## Information shown
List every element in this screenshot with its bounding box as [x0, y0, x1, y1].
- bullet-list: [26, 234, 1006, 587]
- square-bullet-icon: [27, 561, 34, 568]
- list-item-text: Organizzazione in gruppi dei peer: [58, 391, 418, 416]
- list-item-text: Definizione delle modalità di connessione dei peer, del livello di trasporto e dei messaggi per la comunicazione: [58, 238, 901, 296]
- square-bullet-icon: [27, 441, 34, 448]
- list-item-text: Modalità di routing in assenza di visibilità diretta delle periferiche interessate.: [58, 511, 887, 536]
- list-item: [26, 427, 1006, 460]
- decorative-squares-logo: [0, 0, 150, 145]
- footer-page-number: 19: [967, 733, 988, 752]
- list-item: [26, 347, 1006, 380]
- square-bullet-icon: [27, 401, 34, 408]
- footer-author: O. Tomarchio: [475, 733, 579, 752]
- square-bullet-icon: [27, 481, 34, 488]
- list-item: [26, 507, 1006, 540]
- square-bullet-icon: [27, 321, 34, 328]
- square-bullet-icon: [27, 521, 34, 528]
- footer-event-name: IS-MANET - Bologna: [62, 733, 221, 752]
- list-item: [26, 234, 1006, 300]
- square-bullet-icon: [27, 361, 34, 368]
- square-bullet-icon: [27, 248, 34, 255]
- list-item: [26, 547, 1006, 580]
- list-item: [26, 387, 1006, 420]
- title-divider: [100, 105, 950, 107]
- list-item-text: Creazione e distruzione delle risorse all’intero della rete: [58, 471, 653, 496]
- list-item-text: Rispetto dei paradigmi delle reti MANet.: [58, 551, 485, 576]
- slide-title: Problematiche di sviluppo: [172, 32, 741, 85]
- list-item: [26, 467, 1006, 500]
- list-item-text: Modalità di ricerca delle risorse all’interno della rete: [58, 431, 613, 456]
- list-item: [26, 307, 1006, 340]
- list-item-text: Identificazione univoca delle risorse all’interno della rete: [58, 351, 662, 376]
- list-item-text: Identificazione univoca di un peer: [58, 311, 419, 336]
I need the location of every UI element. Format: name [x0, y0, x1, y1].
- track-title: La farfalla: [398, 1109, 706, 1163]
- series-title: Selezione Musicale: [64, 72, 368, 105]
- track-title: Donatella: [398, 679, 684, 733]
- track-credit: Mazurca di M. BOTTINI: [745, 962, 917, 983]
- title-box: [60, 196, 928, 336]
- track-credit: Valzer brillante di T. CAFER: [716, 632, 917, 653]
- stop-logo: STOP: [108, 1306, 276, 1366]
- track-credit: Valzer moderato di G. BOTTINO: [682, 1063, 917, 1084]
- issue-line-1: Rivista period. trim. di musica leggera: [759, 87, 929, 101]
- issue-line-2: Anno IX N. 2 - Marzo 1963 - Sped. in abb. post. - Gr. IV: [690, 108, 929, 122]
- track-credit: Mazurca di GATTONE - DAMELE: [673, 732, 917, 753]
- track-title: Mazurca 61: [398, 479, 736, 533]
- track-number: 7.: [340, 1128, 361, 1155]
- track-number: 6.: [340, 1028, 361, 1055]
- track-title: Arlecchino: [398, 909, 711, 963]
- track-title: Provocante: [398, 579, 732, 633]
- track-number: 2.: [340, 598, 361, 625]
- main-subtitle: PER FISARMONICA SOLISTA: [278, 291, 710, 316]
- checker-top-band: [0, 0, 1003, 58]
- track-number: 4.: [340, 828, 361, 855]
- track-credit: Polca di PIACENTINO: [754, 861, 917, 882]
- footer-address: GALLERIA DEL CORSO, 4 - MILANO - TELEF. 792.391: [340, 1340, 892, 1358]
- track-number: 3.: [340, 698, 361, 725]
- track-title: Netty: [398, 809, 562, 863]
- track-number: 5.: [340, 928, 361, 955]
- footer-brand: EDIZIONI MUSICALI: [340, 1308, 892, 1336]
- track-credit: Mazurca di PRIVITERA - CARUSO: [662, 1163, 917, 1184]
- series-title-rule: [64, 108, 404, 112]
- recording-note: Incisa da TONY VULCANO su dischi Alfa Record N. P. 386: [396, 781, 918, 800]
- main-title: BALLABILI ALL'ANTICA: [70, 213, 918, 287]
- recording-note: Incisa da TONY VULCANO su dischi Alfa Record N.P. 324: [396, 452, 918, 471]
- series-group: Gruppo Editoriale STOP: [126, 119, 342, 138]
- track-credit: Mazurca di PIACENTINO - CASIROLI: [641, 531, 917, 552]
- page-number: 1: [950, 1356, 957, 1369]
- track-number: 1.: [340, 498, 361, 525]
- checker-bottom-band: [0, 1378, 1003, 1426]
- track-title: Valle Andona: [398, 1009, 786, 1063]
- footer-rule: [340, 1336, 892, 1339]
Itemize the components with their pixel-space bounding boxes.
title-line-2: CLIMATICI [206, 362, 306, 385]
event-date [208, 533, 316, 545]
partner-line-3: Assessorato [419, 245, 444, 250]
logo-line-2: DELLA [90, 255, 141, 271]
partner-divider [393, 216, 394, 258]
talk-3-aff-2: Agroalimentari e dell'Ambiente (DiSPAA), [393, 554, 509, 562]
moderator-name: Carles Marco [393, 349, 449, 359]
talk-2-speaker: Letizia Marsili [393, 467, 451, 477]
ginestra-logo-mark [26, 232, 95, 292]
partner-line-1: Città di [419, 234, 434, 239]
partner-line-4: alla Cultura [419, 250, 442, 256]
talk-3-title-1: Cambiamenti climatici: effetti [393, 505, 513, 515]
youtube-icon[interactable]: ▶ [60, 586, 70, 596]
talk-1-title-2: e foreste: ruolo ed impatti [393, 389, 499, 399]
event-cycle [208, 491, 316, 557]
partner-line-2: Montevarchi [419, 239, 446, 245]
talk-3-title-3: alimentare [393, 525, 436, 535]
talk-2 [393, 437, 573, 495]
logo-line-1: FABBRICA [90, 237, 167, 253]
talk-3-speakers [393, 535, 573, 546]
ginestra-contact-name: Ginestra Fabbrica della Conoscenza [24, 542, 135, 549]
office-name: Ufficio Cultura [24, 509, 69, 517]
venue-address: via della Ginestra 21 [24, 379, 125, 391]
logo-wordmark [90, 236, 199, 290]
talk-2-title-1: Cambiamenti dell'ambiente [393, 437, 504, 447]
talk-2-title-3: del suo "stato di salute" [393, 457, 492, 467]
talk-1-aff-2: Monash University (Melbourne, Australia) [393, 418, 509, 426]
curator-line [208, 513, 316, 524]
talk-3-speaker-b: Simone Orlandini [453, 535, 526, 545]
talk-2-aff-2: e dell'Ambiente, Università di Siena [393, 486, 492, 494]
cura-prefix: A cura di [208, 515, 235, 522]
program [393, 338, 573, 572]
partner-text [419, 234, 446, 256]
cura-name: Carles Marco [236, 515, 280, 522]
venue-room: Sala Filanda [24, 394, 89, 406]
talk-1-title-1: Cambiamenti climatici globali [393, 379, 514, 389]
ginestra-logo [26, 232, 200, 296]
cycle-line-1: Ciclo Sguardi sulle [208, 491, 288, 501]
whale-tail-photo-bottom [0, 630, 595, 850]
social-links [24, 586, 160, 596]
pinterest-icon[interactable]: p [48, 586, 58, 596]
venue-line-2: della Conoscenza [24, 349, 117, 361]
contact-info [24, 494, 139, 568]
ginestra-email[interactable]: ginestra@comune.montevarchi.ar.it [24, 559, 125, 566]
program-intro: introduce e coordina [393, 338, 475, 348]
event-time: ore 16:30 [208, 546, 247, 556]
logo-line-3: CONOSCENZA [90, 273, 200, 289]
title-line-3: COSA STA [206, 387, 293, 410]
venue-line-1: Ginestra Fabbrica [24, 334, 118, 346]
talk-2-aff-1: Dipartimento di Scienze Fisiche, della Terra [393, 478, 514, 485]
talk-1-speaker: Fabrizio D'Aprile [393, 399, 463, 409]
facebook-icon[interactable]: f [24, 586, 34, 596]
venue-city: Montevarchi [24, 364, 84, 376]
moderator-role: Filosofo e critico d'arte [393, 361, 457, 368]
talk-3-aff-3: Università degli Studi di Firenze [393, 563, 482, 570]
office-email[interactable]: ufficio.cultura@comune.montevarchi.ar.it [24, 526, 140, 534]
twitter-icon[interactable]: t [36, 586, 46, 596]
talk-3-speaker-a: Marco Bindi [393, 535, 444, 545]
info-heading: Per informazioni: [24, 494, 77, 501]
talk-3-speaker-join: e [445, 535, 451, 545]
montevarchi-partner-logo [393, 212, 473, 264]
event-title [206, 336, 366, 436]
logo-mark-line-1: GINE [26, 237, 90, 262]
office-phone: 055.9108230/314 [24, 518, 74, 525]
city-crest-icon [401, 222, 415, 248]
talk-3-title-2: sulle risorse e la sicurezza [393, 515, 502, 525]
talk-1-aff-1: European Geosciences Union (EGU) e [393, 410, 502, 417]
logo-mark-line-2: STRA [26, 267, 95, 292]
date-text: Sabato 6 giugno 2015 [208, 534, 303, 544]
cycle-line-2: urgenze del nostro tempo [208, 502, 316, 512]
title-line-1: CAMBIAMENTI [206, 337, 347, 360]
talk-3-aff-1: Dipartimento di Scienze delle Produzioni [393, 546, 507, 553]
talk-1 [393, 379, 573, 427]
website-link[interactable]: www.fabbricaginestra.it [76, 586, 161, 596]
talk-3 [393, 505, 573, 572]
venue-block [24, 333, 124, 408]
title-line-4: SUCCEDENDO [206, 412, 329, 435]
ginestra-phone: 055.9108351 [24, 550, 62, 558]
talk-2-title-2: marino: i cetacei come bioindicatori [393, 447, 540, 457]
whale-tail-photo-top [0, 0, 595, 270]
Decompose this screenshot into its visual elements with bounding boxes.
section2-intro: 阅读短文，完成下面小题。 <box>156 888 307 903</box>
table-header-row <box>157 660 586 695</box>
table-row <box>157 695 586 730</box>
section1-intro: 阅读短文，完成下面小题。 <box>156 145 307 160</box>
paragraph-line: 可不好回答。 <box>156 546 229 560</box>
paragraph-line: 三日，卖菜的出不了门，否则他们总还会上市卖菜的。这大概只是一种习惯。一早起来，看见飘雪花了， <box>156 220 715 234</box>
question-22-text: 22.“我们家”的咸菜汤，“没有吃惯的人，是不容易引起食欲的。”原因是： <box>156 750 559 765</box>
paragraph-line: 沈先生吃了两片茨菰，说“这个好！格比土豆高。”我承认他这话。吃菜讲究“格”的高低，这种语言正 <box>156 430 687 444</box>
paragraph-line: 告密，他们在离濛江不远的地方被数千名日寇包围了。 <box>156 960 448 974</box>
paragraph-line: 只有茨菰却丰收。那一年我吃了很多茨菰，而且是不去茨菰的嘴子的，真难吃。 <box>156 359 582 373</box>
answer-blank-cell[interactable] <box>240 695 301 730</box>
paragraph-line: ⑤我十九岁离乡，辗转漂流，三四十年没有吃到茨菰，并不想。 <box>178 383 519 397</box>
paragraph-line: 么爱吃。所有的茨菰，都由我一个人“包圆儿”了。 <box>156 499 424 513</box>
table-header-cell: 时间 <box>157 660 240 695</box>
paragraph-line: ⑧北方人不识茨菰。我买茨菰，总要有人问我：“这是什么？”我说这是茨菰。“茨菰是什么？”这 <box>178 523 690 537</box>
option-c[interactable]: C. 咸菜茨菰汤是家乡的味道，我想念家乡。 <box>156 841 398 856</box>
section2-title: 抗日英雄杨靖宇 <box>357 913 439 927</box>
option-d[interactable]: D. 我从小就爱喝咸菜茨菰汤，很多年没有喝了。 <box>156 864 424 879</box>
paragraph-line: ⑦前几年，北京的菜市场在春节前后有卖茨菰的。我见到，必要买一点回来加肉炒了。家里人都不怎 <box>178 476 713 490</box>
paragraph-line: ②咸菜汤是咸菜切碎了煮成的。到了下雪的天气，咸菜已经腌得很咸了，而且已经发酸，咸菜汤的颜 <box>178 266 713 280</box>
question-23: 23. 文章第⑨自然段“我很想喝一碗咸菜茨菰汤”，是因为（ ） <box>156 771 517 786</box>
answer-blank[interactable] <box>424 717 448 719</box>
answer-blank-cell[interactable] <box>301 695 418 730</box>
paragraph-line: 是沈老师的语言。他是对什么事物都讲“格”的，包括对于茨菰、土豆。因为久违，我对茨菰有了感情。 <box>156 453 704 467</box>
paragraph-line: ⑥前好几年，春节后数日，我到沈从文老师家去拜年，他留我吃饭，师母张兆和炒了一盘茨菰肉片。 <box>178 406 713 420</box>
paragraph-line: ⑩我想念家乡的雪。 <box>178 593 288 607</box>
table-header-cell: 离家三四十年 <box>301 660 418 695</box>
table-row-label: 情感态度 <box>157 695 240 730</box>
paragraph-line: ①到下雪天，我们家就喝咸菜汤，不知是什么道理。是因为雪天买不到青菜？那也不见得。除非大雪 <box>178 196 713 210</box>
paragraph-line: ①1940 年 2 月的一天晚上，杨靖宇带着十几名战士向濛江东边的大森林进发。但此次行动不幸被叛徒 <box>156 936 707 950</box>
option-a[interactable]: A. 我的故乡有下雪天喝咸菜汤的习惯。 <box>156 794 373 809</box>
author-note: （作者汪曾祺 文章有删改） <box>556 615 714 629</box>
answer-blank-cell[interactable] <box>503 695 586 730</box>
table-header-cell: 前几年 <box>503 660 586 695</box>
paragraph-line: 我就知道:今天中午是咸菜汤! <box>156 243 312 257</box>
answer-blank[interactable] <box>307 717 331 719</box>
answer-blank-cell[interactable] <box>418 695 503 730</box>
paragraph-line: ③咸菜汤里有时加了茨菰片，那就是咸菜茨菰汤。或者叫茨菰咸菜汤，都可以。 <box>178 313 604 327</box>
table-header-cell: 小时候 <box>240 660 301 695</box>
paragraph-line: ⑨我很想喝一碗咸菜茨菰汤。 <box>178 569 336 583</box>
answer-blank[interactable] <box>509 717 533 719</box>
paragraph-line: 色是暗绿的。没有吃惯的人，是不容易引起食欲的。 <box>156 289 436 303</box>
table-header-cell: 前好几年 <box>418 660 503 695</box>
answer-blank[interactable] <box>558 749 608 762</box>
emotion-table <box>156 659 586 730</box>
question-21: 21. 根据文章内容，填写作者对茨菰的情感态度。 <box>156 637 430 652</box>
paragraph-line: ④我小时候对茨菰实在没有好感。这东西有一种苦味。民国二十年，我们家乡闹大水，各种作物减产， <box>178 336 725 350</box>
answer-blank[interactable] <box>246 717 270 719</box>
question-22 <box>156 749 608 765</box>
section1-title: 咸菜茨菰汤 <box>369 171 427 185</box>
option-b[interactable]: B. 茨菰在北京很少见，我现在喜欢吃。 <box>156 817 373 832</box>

## What is needed
Reproduce word for word the entries from their very beginning through the line that contains "- list-item-text: Organizzazione", inclusive.

## Exercise result
List every element in this screenshot with its bounding box as [x0, y0, x1, y1].
- bullet-list: [26, 234, 1006, 587]
- square-bullet-icon: [27, 561, 34, 568]
- list-item-text: Organizzazione in gruppi dei peer: [58, 391, 418, 416]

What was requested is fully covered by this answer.